(Data Opens)

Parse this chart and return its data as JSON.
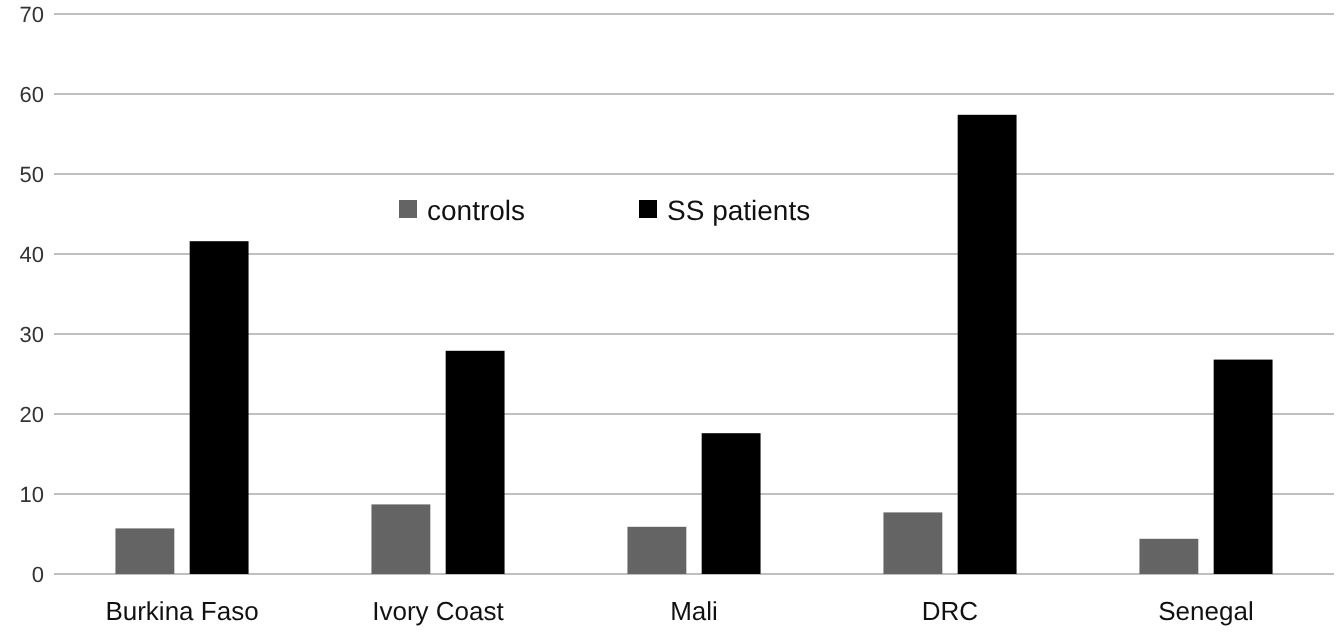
{
  "chart_data": {
    "type": "bar",
    "categories": [
      "Burkina Faso",
      "Ivory Coast",
      "Mali",
      "DRC",
      "Senegal"
    ],
    "series": [
      {
        "name": "controls",
        "color": "#646464",
        "values": [
          5.7,
          8.7,
          5.9,
          7.7,
          4.4
        ]
      },
      {
        "name": "SS patients",
        "color": "#000000",
        "values": [
          41.6,
          27.9,
          17.6,
          57.4,
          26.8
        ]
      }
    ],
    "ylim": [
      0,
      70
    ],
    "yticks": [
      0,
      10,
      20,
      30,
      40,
      50,
      60,
      70
    ],
    "grid": "y",
    "legend": "top"
  }
}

(Data Closes)

Exercise goal:
Copy out every line of the data exactly, leaving the images behind.

Your solution:
Parse this chart and return its data as JSON.
{
  "chart_data": {
    "type": "bar",
    "categories": [
      "Burkina Faso",
      "Ivory Coast",
      "Mali",
      "DRC",
      "Senegal"
    ],
    "series": [
      {
        "name": "controls",
        "color": "#646464",
        "values": [
          5.7,
          8.7,
          5.9,
          7.7,
          4.4
        ]
      },
      {
        "name": "SS patients",
        "color": "#000000",
        "values": [
          41.6,
          27.9,
          17.6,
          57.4,
          26.8
        ]
      }
    ],
    "ylim": [
      0,
      70
    ],
    "yticks": [
      0,
      10,
      20,
      30,
      40,
      50,
      60,
      70
    ],
    "grid": "y",
    "legend": "top"
  }
}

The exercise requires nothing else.